*Your task*
Reproduce the data exactly and drop any pictures it holds.

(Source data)
[Begin]

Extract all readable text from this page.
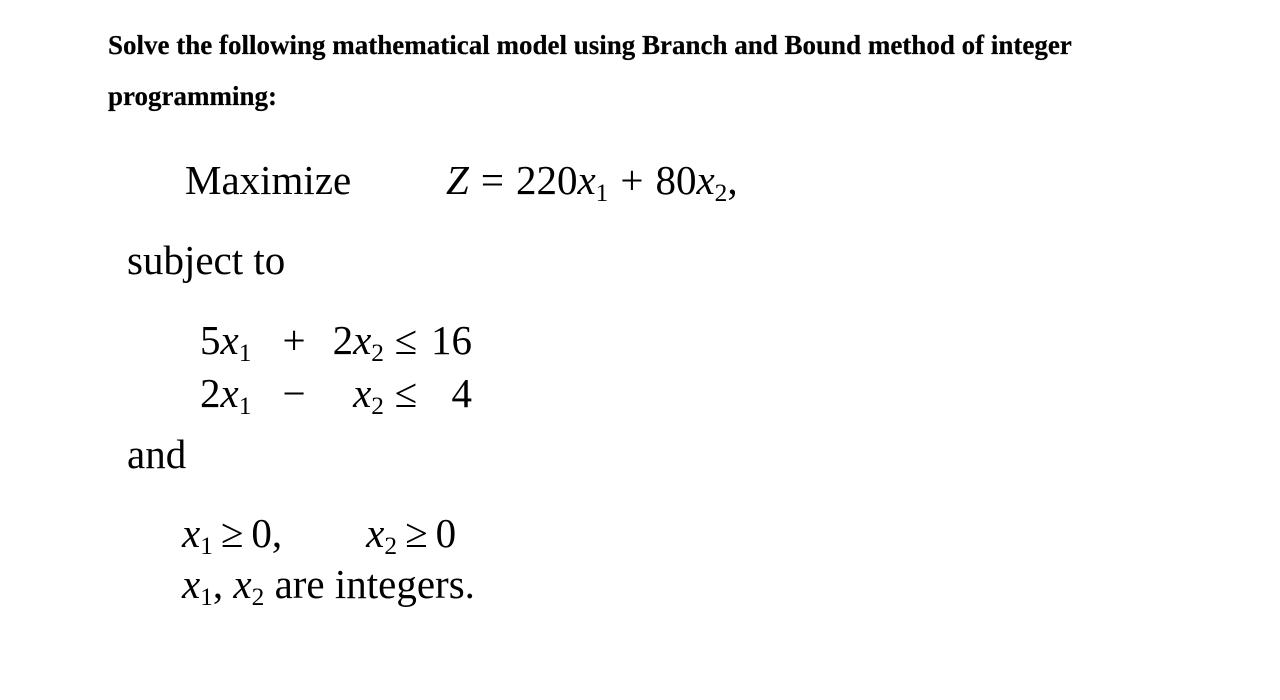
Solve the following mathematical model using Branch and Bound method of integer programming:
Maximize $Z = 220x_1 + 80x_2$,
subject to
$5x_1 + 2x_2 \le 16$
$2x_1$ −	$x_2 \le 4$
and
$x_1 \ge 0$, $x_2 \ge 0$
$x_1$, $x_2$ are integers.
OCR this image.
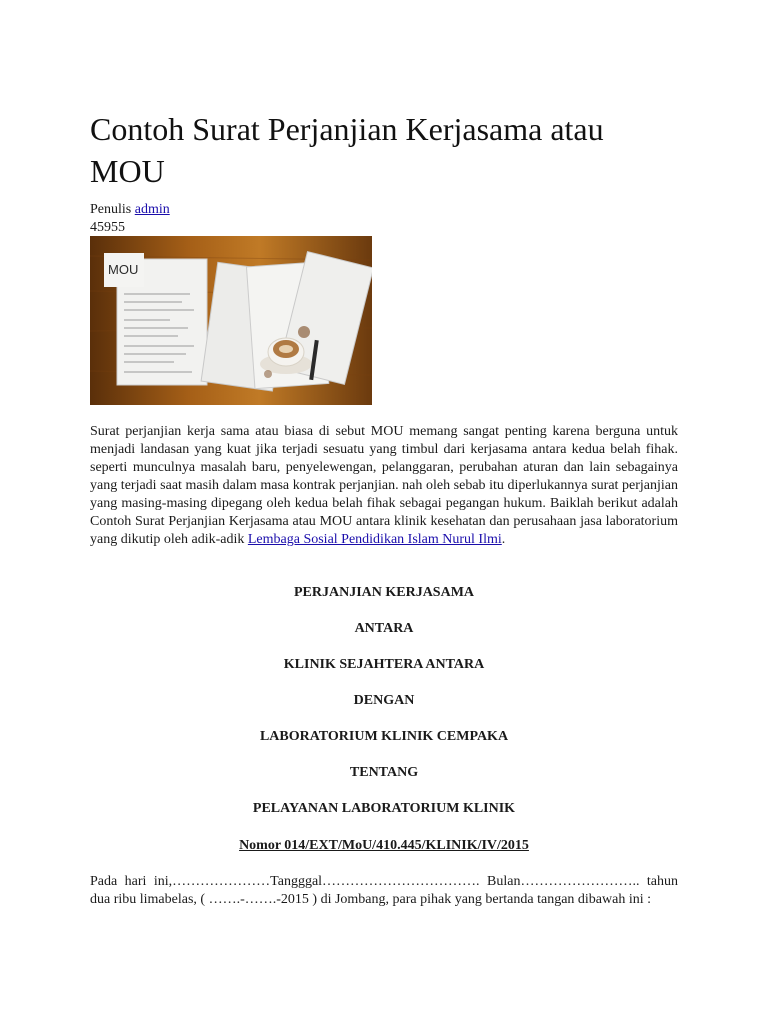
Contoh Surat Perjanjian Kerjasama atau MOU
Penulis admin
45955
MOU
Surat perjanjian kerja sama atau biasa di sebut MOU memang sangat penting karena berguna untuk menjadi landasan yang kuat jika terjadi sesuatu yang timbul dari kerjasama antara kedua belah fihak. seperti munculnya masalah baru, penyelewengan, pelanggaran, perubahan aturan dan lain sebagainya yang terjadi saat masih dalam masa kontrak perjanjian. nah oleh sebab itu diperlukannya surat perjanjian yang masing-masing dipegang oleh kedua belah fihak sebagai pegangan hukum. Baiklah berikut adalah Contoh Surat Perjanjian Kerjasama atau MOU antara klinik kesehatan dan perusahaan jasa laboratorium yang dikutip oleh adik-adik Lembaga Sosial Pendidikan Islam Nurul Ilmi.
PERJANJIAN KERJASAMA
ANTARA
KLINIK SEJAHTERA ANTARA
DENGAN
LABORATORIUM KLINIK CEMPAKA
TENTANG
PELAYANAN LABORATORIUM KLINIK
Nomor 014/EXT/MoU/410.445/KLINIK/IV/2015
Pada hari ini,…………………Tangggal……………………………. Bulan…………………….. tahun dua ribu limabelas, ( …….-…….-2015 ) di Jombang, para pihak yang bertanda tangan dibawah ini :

[End]

*Written reply*
Extract all readable text from this page.
Solve the following mathematical model using Branch and Bound method of integer programming:
Maximize $Z = 220x_1 + 80x_2$,
subject to
$5x_1 + 2x_2 \le 16$
$2x_1$ −	$x_2 \le 4$
and
$x_1 \ge 0$, $x_2 \ge 0$
$x_1$, $x_2$ are integers.
OCR this image.
Contoh Surat Perjanjian Kerjasama atau MOU
Penulis admin
45955
MOU
Surat perjanjian kerja sama atau biasa di sebut MOU memang sangat penting karena berguna untuk menjadi landasan yang kuat jika terjadi sesuatu yang timbul dari kerjasama antara kedua belah fihak. seperti munculnya masalah baru, penyelewengan, pelanggaran, perubahan aturan dan lain sebagainya yang terjadi saat masih dalam masa kontrak perjanjian. nah oleh sebab itu diperlukannya surat perjanjian yang masing-masing dipegang oleh kedua belah fihak sebagai pegangan hukum. Baiklah berikut adalah Contoh Surat Perjanjian Kerjasama atau MOU antara klinik kesehatan dan perusahaan jasa laboratorium yang dikutip oleh adik-adik Lembaga Sosial Pendidikan Islam Nurul Ilmi.
PERJANJIAN KERJASAMA
ANTARA
KLINIK SEJAHTERA ANTARA
DENGAN
LABORATORIUM KLINIK CEMPAKA
TENTANG
PELAYANAN LABORATORIUM KLINIK
Nomor 014/EXT/MoU/410.445/KLINIK/IV/2015
Pada hari ini,…………………Tangggal……………………………. Bulan…………………….. tahun dua ribu limabelas, ( …….-…….-2015 ) di Jombang, para pihak yang bertanda tangan dibawah ini :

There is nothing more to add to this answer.